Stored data

* * * * * * * * *

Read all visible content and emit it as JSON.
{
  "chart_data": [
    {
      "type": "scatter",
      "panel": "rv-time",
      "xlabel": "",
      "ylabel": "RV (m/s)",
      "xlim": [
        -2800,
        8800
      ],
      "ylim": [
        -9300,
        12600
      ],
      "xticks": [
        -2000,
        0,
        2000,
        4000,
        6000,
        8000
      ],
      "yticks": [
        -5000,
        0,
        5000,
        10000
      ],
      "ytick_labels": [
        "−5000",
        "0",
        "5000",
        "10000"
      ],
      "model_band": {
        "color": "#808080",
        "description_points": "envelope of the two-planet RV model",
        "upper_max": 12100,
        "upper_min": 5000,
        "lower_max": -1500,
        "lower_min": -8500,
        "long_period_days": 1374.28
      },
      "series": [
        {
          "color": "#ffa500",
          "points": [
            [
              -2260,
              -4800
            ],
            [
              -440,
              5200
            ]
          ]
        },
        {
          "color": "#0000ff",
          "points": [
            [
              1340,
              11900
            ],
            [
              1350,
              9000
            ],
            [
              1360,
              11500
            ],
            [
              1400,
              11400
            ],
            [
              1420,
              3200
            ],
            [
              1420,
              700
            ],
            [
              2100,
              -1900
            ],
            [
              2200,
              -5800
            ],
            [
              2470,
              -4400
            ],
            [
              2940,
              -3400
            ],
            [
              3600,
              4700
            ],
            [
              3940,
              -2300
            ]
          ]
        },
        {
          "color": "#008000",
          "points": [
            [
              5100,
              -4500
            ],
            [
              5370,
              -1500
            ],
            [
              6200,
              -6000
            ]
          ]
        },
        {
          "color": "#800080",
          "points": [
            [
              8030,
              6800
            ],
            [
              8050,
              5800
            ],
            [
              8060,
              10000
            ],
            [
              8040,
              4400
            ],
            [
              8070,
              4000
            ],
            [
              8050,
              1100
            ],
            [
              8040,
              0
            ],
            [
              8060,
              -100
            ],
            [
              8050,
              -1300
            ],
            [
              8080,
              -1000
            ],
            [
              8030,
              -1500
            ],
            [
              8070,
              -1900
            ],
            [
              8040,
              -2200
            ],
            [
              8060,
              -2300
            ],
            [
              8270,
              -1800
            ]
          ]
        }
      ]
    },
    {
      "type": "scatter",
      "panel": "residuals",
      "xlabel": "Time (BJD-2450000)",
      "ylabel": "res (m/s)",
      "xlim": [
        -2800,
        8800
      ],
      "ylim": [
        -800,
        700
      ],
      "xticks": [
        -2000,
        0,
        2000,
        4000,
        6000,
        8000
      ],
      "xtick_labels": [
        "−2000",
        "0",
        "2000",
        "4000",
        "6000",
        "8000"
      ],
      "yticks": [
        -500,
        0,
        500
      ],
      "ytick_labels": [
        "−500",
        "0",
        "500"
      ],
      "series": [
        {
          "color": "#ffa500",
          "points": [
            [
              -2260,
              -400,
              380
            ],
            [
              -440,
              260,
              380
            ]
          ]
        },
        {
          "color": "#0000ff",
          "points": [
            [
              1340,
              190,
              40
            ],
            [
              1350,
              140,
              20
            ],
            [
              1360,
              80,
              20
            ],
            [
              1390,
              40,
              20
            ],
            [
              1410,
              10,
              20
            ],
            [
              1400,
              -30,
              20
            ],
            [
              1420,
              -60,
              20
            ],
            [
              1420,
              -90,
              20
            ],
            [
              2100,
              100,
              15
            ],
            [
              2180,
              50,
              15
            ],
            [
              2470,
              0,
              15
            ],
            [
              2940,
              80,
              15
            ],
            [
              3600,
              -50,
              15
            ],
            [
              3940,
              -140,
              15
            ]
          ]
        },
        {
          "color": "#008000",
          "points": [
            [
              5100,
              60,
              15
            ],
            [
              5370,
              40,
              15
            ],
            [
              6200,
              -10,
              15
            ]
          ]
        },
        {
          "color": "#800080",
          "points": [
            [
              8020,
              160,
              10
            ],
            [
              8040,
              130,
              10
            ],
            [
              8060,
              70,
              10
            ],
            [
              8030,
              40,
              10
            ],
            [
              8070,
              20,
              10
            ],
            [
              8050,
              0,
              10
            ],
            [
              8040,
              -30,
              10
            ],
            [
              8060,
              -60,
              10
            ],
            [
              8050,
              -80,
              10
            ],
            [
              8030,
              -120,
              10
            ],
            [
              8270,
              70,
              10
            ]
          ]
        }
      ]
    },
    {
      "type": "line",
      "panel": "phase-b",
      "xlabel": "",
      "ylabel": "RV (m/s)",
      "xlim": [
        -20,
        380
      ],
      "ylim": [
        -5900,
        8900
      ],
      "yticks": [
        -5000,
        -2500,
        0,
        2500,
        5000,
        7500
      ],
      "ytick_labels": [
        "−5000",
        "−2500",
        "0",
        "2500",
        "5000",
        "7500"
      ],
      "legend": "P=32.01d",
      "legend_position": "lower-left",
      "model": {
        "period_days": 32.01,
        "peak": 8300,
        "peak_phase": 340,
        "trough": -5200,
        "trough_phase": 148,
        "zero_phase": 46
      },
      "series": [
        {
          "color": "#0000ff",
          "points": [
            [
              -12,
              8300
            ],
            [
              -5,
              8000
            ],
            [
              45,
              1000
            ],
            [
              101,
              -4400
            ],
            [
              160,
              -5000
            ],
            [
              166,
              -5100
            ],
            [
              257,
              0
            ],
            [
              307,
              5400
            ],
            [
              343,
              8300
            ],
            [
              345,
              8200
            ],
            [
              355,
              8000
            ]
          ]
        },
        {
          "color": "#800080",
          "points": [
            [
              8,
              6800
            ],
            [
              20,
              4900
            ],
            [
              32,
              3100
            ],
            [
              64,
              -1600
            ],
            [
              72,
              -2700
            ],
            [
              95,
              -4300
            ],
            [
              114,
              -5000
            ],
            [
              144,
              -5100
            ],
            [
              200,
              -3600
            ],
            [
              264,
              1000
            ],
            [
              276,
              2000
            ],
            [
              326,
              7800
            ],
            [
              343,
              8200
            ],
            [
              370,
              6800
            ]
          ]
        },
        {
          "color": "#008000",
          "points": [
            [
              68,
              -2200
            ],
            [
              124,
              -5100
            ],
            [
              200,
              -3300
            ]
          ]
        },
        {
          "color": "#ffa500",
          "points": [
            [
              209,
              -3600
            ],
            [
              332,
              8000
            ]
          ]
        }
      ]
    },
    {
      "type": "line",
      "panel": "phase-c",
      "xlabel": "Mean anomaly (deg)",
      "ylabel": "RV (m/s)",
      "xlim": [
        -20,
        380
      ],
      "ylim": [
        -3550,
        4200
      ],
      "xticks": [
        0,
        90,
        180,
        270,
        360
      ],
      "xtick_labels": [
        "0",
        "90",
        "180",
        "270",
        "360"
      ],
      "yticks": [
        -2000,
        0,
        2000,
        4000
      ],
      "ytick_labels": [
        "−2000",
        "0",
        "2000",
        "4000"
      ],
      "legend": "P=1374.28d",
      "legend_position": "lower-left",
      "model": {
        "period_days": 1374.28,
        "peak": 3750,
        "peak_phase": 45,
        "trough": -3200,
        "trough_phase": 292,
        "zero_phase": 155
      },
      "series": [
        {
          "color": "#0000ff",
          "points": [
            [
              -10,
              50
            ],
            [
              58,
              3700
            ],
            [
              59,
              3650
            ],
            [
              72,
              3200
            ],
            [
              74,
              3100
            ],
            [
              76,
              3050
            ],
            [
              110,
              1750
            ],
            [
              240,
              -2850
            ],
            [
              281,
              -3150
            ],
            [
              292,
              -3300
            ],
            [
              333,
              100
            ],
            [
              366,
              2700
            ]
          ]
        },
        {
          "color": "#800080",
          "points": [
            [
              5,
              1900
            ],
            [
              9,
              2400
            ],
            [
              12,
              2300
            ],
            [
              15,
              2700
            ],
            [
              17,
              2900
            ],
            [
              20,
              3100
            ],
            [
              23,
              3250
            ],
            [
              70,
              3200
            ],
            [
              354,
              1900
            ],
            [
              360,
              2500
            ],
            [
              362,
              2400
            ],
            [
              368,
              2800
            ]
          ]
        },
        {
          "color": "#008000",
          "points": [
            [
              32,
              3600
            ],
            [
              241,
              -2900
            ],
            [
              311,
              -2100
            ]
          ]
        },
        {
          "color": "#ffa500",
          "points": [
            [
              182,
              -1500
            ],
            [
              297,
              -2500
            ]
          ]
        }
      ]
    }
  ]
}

* * * * * * * * *

Short problem →
Above are entries; state the number of lines among them that contain "panel", and nothing else.

Complete output →
4